Your answer should be one number: how many lines of the records hold the string "месяцев".

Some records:
┌──

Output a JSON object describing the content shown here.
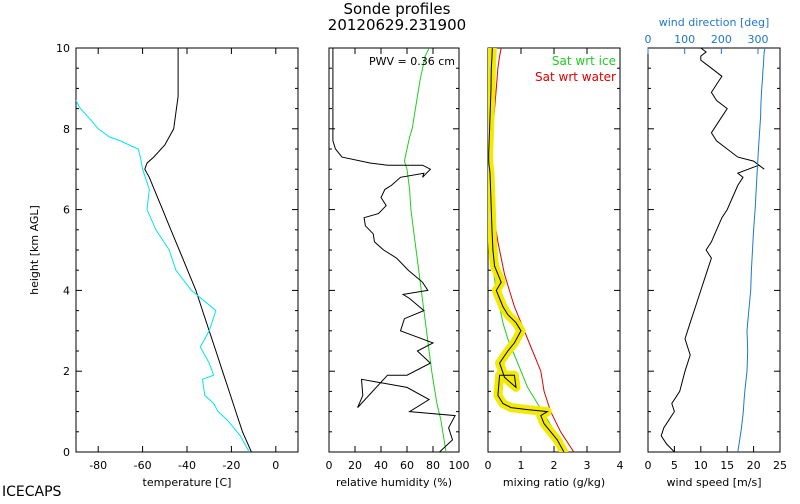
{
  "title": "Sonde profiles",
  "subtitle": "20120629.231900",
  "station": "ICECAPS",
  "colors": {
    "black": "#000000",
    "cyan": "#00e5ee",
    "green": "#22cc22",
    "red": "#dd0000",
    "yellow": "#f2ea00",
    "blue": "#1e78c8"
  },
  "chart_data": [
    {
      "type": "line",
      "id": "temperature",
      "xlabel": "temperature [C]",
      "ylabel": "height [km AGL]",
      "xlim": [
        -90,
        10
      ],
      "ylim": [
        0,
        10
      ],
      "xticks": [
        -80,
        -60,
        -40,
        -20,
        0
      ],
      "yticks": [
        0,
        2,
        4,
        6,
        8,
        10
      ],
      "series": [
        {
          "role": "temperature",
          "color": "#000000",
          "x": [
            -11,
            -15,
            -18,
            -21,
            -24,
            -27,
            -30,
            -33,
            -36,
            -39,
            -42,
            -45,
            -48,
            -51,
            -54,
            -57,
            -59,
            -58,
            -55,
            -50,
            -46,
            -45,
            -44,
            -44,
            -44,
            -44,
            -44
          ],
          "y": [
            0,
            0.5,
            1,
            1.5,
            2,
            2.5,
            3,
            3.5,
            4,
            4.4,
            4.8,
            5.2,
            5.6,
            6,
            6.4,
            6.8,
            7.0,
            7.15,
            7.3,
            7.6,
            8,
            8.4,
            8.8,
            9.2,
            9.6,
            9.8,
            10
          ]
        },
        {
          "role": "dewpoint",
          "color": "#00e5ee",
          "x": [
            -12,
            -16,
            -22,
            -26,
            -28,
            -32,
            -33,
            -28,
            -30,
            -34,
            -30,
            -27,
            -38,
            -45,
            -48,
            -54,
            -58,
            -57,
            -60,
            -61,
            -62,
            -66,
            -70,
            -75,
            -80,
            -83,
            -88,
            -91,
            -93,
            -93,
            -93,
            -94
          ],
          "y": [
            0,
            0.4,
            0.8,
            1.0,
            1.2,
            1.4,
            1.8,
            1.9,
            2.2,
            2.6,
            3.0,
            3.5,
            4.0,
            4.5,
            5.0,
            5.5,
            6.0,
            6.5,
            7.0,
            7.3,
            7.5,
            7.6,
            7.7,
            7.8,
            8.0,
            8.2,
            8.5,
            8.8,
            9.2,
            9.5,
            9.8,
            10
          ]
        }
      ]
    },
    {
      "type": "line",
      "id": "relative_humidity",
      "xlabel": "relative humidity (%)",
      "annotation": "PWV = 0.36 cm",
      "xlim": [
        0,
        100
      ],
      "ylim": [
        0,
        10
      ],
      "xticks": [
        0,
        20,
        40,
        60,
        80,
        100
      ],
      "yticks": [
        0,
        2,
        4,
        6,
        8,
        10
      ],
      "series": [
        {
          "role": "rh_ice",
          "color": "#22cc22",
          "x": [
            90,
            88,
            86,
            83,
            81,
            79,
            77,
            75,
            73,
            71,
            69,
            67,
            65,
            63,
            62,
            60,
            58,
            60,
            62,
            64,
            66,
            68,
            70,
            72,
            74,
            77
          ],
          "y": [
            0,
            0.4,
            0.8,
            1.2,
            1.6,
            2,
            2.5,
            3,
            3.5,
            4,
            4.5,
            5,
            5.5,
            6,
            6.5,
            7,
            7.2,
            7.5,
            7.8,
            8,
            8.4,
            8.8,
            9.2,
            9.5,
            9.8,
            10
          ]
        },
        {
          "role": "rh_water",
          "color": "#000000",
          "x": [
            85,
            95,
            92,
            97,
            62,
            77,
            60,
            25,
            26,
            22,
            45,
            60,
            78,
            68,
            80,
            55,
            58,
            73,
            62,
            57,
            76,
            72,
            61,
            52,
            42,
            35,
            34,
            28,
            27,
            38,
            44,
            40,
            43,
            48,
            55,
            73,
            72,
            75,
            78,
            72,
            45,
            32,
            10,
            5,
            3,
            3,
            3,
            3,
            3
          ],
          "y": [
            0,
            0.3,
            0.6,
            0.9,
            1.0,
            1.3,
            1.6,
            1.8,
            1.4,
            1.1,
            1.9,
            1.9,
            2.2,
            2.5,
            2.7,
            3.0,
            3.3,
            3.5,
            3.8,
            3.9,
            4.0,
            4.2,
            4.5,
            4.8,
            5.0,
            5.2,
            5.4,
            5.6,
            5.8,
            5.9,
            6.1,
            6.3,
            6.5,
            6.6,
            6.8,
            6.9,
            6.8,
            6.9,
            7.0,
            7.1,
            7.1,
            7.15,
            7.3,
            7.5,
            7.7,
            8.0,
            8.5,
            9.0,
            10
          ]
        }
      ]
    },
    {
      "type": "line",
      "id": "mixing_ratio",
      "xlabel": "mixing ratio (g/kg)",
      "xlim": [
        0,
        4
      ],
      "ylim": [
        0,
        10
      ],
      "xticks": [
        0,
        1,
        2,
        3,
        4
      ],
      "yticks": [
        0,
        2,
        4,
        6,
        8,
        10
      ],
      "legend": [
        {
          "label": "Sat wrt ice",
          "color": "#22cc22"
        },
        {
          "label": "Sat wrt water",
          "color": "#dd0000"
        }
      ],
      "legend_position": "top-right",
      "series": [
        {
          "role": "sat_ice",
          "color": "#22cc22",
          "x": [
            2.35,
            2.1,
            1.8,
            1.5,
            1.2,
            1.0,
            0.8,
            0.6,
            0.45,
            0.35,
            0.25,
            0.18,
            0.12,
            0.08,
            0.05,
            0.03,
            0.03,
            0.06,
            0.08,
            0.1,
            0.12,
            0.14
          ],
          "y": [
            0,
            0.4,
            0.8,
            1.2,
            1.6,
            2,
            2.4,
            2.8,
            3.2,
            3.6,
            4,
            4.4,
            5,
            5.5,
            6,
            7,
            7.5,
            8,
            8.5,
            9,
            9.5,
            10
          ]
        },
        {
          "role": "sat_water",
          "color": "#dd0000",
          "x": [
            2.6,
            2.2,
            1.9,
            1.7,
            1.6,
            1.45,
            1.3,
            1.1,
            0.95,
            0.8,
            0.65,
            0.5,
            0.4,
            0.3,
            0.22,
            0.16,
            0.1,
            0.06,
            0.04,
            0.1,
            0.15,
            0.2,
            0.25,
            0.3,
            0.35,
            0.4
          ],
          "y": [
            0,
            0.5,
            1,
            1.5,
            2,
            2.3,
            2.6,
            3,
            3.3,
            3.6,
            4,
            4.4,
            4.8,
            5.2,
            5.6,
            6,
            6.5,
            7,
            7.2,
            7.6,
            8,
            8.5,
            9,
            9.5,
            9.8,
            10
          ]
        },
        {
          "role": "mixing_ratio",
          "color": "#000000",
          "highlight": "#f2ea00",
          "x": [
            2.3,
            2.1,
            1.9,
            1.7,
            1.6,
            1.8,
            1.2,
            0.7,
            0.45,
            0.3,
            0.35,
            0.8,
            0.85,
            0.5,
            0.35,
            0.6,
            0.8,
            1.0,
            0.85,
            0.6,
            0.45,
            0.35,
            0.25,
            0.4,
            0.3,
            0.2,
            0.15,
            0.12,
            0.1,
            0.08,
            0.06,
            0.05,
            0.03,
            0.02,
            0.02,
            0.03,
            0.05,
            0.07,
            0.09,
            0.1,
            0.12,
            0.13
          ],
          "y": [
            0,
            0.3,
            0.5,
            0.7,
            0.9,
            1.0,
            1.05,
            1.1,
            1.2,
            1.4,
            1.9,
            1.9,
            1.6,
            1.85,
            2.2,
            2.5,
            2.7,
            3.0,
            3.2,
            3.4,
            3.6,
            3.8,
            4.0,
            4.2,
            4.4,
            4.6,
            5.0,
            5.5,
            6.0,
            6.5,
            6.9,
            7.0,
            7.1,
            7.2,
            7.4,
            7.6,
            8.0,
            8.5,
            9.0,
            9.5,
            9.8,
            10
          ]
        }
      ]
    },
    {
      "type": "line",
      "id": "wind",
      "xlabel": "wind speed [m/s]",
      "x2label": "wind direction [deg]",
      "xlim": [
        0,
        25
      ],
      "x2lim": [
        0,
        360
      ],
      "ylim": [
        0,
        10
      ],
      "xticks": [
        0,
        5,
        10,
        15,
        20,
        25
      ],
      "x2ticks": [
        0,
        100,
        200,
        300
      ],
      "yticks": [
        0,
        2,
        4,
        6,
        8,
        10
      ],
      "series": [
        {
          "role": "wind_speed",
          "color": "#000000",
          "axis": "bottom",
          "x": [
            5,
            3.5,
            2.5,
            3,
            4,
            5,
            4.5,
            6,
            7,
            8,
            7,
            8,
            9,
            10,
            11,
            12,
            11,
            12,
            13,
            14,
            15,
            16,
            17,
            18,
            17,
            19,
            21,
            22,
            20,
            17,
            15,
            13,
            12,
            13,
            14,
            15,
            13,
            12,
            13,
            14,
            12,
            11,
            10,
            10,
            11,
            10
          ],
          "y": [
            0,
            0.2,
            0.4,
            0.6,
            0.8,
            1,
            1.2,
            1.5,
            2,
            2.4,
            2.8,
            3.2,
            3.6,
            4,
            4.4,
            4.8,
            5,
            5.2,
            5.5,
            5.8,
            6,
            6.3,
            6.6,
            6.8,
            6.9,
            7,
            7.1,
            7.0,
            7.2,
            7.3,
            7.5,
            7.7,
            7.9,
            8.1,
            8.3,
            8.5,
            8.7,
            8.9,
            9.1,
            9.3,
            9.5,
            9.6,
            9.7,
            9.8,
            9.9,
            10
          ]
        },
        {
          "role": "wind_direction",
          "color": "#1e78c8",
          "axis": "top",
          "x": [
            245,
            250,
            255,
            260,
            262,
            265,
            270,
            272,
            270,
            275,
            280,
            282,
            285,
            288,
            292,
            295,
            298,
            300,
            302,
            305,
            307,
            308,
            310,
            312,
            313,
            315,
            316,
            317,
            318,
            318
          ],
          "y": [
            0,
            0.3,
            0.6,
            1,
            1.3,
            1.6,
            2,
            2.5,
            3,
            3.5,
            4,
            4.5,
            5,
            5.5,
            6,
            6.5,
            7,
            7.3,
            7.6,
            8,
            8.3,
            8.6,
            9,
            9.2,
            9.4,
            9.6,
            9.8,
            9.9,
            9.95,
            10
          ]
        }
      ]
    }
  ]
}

└──
┌──

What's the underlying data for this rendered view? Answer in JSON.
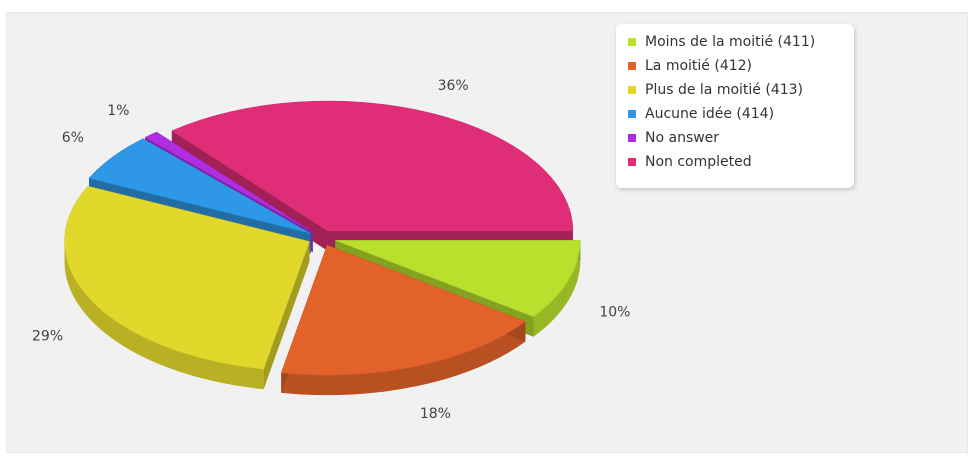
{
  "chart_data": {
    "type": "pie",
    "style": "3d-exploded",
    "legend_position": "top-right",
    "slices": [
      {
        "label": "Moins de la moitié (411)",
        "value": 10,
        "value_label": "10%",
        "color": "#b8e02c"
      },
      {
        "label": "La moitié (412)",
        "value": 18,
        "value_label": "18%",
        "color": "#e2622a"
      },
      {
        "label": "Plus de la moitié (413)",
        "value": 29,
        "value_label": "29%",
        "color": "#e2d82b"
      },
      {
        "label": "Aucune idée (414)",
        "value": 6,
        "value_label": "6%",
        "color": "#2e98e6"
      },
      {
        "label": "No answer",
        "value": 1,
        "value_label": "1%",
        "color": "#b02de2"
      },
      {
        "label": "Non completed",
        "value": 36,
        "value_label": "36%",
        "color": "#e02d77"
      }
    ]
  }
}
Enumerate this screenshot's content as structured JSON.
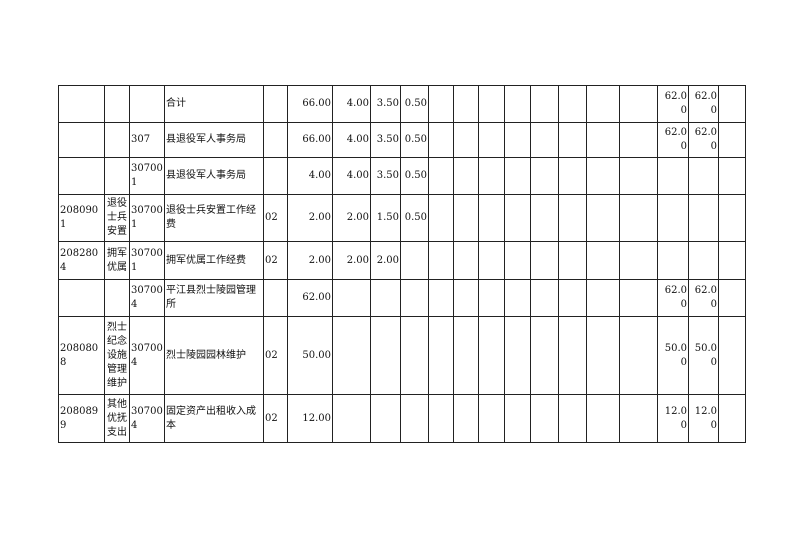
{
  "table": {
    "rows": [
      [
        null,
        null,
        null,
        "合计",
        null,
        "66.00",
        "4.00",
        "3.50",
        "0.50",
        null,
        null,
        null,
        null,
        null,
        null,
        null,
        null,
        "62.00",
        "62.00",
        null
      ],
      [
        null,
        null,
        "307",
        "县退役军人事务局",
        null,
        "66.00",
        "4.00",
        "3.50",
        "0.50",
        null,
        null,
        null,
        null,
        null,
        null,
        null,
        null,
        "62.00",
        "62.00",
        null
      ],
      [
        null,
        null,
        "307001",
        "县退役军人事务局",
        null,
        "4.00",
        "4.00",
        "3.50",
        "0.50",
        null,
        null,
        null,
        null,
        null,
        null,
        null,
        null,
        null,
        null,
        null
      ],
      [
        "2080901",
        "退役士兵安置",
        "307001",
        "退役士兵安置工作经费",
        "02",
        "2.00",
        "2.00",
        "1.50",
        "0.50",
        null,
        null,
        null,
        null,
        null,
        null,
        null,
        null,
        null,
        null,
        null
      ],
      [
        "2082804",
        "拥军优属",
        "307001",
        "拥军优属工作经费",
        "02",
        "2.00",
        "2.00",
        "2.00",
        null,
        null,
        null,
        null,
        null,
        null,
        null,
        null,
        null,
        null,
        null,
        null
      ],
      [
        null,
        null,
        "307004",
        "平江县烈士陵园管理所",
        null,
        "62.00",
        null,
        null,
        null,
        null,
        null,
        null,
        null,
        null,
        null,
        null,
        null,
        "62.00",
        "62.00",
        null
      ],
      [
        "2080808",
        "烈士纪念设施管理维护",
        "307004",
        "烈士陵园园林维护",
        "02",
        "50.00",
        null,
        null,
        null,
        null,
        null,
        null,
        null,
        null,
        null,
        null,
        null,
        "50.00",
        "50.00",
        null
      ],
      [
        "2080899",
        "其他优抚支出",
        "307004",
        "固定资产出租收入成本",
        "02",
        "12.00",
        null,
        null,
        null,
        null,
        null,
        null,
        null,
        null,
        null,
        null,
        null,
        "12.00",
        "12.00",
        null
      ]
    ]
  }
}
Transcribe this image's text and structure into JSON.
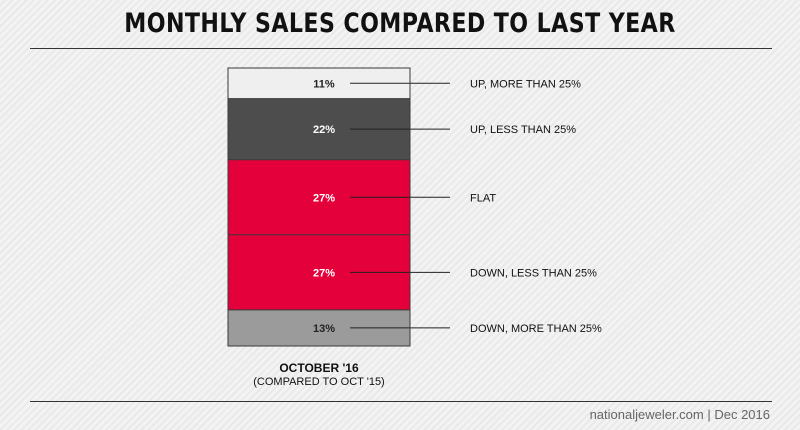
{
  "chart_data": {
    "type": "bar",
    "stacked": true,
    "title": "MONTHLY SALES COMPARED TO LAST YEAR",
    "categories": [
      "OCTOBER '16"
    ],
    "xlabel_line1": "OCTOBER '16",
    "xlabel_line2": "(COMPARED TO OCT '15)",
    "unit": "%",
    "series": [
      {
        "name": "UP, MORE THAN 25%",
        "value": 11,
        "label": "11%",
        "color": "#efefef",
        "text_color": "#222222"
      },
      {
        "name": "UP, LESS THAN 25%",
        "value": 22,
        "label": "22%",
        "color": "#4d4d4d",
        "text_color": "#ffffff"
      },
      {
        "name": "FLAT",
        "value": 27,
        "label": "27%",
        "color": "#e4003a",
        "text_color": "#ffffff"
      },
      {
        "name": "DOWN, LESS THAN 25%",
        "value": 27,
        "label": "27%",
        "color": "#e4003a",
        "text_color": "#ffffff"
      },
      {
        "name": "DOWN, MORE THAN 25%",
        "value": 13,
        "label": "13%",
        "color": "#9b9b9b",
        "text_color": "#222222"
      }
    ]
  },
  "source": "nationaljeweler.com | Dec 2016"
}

└──
┌──

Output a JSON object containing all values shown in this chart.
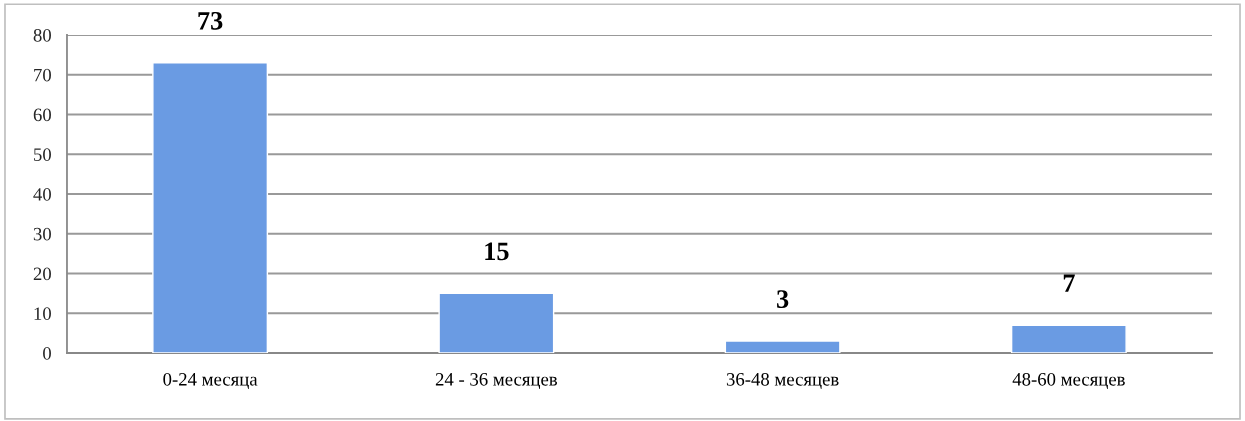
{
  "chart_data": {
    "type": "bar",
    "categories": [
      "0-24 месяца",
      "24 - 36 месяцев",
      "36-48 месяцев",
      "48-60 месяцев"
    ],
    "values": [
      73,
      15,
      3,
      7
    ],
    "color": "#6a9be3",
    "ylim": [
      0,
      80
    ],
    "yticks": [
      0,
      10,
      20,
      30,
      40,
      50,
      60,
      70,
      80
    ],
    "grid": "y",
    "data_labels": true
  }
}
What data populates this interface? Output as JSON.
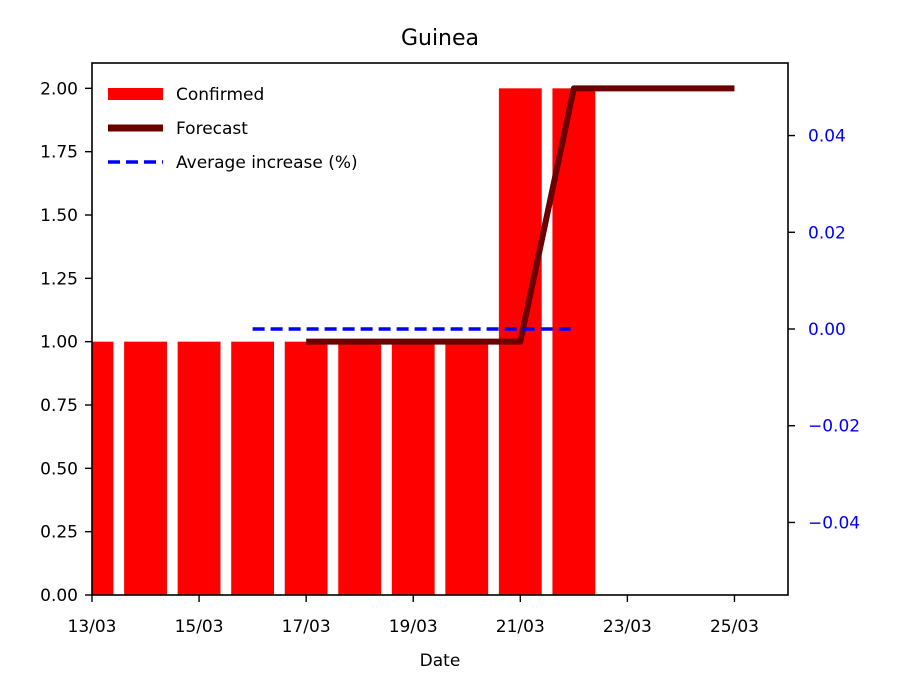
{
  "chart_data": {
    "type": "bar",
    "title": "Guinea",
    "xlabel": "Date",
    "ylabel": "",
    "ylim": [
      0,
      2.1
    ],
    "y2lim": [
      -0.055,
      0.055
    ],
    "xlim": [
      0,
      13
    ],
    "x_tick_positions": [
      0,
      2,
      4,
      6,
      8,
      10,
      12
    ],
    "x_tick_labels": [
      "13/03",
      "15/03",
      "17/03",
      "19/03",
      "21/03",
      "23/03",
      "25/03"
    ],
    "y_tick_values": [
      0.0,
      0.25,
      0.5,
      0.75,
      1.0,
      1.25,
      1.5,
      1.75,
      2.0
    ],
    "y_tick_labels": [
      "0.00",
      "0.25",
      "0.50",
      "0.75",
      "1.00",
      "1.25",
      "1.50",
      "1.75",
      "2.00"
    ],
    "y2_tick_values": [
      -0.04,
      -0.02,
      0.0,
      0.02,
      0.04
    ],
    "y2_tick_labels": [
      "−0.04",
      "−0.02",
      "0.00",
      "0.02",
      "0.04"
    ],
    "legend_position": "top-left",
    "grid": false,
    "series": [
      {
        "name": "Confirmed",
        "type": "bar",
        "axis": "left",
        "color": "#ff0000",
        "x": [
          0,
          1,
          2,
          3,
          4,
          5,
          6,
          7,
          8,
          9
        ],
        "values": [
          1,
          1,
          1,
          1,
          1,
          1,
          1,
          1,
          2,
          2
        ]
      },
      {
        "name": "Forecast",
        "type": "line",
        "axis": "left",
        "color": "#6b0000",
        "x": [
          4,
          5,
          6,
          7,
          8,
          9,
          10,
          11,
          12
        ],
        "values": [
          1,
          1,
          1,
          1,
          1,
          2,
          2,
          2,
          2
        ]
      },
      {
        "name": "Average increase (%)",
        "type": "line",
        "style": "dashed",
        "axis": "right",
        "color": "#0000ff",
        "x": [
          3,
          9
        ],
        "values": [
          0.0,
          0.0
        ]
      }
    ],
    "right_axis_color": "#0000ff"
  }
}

└──

• _Result for this task_:
3